## WORK TO COMPLETE
Copy the lines that follow, keeping every character the same.

(Entries taken from a collection)
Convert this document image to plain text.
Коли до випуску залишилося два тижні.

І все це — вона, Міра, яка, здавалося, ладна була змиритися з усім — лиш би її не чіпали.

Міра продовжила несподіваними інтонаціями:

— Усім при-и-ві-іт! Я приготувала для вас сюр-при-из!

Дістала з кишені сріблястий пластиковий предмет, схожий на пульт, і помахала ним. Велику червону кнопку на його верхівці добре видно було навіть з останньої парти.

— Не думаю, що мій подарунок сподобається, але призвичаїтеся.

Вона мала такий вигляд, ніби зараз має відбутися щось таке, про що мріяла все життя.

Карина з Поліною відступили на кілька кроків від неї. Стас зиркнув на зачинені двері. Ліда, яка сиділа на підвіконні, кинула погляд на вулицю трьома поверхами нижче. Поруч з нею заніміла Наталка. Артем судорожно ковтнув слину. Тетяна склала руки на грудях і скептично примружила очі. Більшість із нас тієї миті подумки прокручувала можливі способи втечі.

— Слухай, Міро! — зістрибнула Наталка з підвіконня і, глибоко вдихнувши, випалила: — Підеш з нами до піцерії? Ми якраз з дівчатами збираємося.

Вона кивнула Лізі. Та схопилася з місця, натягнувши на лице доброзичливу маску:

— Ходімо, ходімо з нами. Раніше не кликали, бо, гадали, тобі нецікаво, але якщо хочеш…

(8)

## THE COMPLETED TASK
Convert this document image to plain text.
Коли до випуску залишилося два тижні.

І все це — вона, Міра, яка, здавалося, ладна була змиритися з усім — лиш би її не чіпали.

Міра продовжила несподіваними інтонаціями:

— Усім при-и-ві-іт! Я приготувала для вас сюр-при-из!

Дістала з кишені сріблястий пластиковий предмет, схожий на пульт, і помахала ним. Велику червону кнопку на його верхівці добре видно було навіть з останньої парти.

— Не думаю, що мій подарунок сподобається, але призвичаїтеся.

Вона мала такий вигляд, ніби зараз має відбутися щось таке, про що мріяла все життя.

Карина з Поліною відступили на кілька кроків від неї. Стас зиркнув на зачинені двері. Ліда, яка сиділа на підвіконні, кинула погляд на вулицю трьома поверхами нижче. Поруч з нею заніміла Наталка. Артем судорожно ковтнув слину. Тетяна склала руки на грудях і скептично примружила очі. Більшість із нас тієї миті подумки прокручувала можливі способи втечі.

— Слухай, Міро! — зістрибнула Наталка з підвіконня і, глибоко вдихнувши, випалила: — Підеш з нами до піцерії? Ми якраз з дівчатами збираємося.

Вона кивнула Лізі. Та схопилася з місця, натягнувши на лице доброзичливу маску:

— Ходімо, ходімо з нами. Раніше не кликали, бо, гадали, тобі нецікаво, але якщо хочеш…

(8)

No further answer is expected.